» Listed records
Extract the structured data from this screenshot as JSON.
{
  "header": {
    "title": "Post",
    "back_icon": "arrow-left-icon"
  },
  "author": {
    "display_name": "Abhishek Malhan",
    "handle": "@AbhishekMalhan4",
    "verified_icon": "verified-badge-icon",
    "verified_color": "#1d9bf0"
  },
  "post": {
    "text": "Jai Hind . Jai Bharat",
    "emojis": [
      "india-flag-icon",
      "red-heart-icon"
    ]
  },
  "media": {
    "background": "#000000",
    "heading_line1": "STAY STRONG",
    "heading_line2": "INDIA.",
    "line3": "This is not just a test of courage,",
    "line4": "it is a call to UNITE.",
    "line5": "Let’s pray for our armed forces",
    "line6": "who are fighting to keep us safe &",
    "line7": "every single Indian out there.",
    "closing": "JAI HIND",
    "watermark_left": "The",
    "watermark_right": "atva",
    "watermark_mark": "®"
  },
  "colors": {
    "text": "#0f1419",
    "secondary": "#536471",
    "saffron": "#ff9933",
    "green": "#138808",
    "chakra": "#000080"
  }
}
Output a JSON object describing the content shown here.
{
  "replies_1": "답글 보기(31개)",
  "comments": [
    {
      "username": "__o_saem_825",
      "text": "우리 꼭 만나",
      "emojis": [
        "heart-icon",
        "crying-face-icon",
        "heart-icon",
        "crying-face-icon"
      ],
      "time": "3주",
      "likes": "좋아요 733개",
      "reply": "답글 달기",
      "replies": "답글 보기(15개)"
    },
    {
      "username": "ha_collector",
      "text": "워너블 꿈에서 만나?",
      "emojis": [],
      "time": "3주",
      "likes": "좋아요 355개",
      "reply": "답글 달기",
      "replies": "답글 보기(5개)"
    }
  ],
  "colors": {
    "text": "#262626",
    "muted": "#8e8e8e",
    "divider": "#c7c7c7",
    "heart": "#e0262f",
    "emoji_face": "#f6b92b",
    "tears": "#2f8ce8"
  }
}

» Exercise goal
Go through the records line by line and count those containing the string "text". Give only the total.

» Output for this exercise
5